_Aim of the task:_ Restate the entries below word for word, omitting nothing.
* START *
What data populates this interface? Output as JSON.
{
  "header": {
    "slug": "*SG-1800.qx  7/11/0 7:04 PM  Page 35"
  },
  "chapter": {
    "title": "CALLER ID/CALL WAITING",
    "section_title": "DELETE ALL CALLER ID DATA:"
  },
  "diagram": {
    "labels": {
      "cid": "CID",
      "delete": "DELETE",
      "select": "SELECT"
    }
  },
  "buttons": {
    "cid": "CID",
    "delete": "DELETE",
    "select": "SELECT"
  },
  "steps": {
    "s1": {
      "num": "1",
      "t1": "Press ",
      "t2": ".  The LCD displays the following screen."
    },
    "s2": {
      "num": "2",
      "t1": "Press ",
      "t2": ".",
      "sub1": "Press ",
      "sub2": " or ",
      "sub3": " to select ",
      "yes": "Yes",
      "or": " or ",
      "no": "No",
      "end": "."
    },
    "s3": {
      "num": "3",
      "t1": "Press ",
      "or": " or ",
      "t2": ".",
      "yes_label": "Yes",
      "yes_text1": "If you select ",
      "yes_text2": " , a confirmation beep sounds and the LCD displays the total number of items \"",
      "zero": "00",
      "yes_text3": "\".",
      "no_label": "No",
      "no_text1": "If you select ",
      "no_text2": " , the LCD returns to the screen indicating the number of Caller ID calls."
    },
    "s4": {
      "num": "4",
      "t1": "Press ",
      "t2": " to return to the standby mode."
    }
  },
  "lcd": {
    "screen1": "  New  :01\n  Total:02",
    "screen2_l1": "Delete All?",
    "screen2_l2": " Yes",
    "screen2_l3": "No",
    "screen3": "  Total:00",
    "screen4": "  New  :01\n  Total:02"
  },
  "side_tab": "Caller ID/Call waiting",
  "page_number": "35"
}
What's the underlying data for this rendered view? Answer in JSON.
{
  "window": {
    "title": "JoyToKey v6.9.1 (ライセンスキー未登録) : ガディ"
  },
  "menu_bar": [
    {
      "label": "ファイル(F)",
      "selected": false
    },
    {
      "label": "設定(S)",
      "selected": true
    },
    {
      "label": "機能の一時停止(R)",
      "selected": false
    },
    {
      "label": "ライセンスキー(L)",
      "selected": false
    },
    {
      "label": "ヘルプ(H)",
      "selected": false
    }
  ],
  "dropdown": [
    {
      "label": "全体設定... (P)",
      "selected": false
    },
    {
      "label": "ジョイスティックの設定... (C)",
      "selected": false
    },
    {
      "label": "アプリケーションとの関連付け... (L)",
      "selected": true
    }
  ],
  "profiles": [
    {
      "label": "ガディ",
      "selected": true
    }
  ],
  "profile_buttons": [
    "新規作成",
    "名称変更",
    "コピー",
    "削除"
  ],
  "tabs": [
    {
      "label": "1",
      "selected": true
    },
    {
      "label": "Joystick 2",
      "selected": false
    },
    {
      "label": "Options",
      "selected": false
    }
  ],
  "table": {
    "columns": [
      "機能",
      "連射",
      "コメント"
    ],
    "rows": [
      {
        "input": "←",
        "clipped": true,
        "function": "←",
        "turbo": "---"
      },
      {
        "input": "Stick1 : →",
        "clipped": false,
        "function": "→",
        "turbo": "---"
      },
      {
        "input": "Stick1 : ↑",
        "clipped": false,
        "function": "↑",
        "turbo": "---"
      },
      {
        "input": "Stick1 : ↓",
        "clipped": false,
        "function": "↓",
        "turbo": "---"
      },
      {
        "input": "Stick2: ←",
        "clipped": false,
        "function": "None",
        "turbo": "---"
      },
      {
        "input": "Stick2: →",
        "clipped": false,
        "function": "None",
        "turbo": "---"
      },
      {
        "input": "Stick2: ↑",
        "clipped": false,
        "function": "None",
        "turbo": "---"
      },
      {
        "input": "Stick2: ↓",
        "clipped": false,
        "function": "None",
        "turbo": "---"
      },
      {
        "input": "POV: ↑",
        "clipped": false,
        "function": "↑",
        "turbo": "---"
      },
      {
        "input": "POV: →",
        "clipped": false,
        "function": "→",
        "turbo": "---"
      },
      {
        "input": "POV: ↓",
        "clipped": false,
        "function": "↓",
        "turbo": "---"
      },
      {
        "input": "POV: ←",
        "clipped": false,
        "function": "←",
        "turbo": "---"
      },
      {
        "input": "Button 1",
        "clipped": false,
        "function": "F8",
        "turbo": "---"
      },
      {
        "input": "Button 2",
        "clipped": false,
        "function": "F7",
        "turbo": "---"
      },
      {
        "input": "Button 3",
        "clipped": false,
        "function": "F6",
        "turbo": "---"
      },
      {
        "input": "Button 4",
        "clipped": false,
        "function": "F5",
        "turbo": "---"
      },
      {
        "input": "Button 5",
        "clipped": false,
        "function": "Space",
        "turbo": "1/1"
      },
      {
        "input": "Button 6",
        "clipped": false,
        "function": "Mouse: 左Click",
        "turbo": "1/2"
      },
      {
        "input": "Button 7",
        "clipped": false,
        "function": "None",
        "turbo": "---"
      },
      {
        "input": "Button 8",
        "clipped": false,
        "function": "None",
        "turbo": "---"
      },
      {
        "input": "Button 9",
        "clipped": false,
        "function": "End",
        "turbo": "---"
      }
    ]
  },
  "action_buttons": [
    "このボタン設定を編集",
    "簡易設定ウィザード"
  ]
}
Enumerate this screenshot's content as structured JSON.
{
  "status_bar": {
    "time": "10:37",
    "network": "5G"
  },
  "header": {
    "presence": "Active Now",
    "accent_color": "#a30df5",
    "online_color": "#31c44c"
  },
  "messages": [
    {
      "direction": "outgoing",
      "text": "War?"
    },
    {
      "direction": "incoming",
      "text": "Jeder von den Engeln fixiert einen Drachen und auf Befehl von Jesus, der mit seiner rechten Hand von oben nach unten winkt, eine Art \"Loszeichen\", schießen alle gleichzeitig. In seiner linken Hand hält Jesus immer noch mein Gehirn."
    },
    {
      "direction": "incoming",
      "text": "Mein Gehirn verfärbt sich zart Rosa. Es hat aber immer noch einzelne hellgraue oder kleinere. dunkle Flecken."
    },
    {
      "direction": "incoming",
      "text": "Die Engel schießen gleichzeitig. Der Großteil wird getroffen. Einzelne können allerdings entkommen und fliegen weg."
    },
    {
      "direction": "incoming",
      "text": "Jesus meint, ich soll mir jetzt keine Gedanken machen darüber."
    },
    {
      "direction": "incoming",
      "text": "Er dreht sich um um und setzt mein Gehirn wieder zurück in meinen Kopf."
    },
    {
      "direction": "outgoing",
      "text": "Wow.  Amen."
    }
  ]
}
* END *
_Response to the task:_
What data populates this interface? Output as JSON.
{
  "header": {
    "slug": "*SG-1800.qx  7/11/0 7:04 PM  Page 35"
  },
  "chapter": {
    "title": "CALLER ID/CALL WAITING",
    "section_title": "DELETE ALL CALLER ID DATA:"
  },
  "diagram": {
    "labels": {
      "cid": "CID",
      "delete": "DELETE",
      "select": "SELECT"
    }
  },
  "buttons": {
    "cid": "CID",
    "delete": "DELETE",
    "select": "SELECT"
  },
  "steps": {
    "s1": {
      "num": "1",
      "t1": "Press ",
      "t2": ".  The LCD displays the following screen."
    },
    "s2": {
      "num": "2",
      "t1": "Press ",
      "t2": ".",
      "sub1": "Press ",
      "sub2": " or ",
      "sub3": " to select ",
      "yes": "Yes",
      "or": " or ",
      "no": "No",
      "end": "."
    },
    "s3": {
      "num": "3",
      "t1": "Press ",
      "or": " or ",
      "t2": ".",
      "yes_label": "Yes",
      "yes_text1": "If you select ",
      "yes_text2": " , a confirmation beep sounds and the LCD displays the total number of items \"",
      "zero": "00",
      "yes_text3": "\".",
      "no_label": "No",
      "no_text1": "If you select ",
      "no_text2": " , the LCD returns to the screen indicating the number of Caller ID calls."
    },
    "s4": {
      "num": "4",
      "t1": "Press ",
      "t2": " to return to the standby mode."
    }
  },
  "lcd": {
    "screen1": "  New  :01\n  Total:02",
    "screen2_l1": "Delete All?",
    "screen2_l2": " Yes",
    "screen2_l3": "No",
    "screen3": "  Total:00",
    "screen4": "  New  :01\n  Total:02"
  },
  "side_tab": "Caller ID/Call waiting",
  "page_number": "35"
}
What's the underlying data for this rendered view? Answer in JSON.
{
  "window": {
    "title": "JoyToKey v6.9.1 (ライセンスキー未登録) : ガディ"
  },
  "menu_bar": [
    {
      "label": "ファイル(F)",
      "selected": false
    },
    {
      "label": "設定(S)",
      "selected": true
    },
    {
      "label": "機能の一時停止(R)",
      "selected": false
    },
    {
      "label": "ライセンスキー(L)",
      "selected": false
    },
    {
      "label": "ヘルプ(H)",
      "selected": false
    }
  ],
  "dropdown": [
    {
      "label": "全体設定... (P)",
      "selected": false
    },
    {
      "label": "ジョイスティックの設定... (C)",
      "selected": false
    },
    {
      "label": "アプリケーションとの関連付け... (L)",
      "selected": true
    }
  ],
  "profiles": [
    {
      "label": "ガディ",
      "selected": true
    }
  ],
  "profile_buttons": [
    "新規作成",
    "名称変更",
    "コピー",
    "削除"
  ],
  "tabs": [
    {
      "label": "1",
      "selected": true
    },
    {
      "label": "Joystick 2",
      "selected": false
    },
    {
      "label": "Options",
      "selected": false
    }
  ],
  "table": {
    "columns": [
      "機能",
      "連射",
      "コメント"
    ],
    "rows": [
      {
        "input": "←",
        "clipped": true,
        "function": "←",
        "turbo": "---"
      },
      {
        "input": "Stick1 : →",
        "clipped": false,
        "function": "→",
        "turbo": "---"
      },
      {
        "input": "Stick1 : ↑",
        "clipped": false,
        "function": "↑",
        "turbo": "---"
      },
      {
        "input": "Stick1 : ↓",
        "clipped": false,
        "function": "↓",
        "turbo": "---"
      },
      {
        "input": "Stick2: ←",
        "clipped": false,
        "function": "None",
        "turbo": "---"
      },
      {
        "input": "Stick2: →",
        "clipped": false,
        "function": "None",
        "turbo": "---"
      },
      {
        "input": "Stick2: ↑",
        "clipped": false,
        "function": "None",
        "turbo": "---"
      },
      {
        "input": "Stick2: ↓",
        "clipped": false,
        "function": "None",
        "turbo": "---"
      },
      {
        "input": "POV: ↑",
        "clipped": false,
        "function": "↑",
        "turbo": "---"
      },
      {
        "input": "POV: →",
        "clipped": false,
        "function": "→",
        "turbo": "---"
      },
      {
        "input": "POV: ↓",
        "clipped": false,
        "function": "↓",
        "turbo": "---"
      },
      {
        "input": "POV: ←",
        "clipped": false,
        "function": "←",
        "turbo": "---"
      },
      {
        "input": "Button 1",
        "clipped": false,
        "function": "F8",
        "turbo": "---"
      },
      {
        "input": "Button 2",
        "clipped": false,
        "function": "F7",
        "turbo": "---"
      },
      {
        "input": "Button 3",
        "clipped": false,
        "function": "F6",
        "turbo": "---"
      },
      {
        "input": "Button 4",
        "clipped": false,
        "function": "F5",
        "turbo": "---"
      },
      {
        "input": "Button 5",
        "clipped": false,
        "function": "Space",
        "turbo": "1/1"
      },
      {
        "input": "Button 6",
        "clipped": false,
        "function": "Mouse: 左Click",
        "turbo": "1/2"
      },
      {
        "input": "Button 7",
        "clipped": false,
        "function": "None",
        "turbo": "---"
      },
      {
        "input": "Button 8",
        "clipped": false,
        "function": "None",
        "turbo": "---"
      },
      {
        "input": "Button 9",
        "clipped": false,
        "function": "End",
        "turbo": "---"
      }
    ]
  },
  "action_buttons": [
    "このボタン設定を編集",
    "簡易設定ウィザード"
  ]
}
Enumerate this screenshot's content as structured JSON.
{
  "status_bar": {
    "time": "10:37",
    "network": "5G"
  },
  "header": {
    "presence": "Active Now",
    "accent_color": "#a30df5",
    "online_color": "#31c44c"
  },
  "messages": [
    {
      "direction": "outgoing",
      "text": "War?"
    },
    {
      "direction": "incoming",
      "text": "Jeder von den Engeln fixiert einen Drachen und auf Befehl von Jesus, der mit seiner rechten Hand von oben nach unten winkt, eine Art \"Loszeichen\", schießen alle gleichzeitig. In seiner linken Hand hält Jesus immer noch mein Gehirn."
    },
    {
      "direction": "incoming",
      "text": "Mein Gehirn verfärbt sich zart Rosa. Es hat aber immer noch einzelne hellgraue oder kleinere. dunkle Flecken."
    },
    {
      "direction": "incoming",
      "text": "Die Engel schießen gleichzeitig. Der Großteil wird getroffen. Einzelne können allerdings entkommen und fliegen weg."
    },
    {
      "direction": "incoming",
      "text": "Jesus meint, ich soll mir jetzt keine Gedanken machen darüber."
    },
    {
      "direction": "incoming",
      "text": "Er dreht sich um um und setzt mein Gehirn wieder zurück in meinen Kopf."
    },
    {
      "direction": "outgoing",
      "text": "Wow.  Amen."
    }
  ]
}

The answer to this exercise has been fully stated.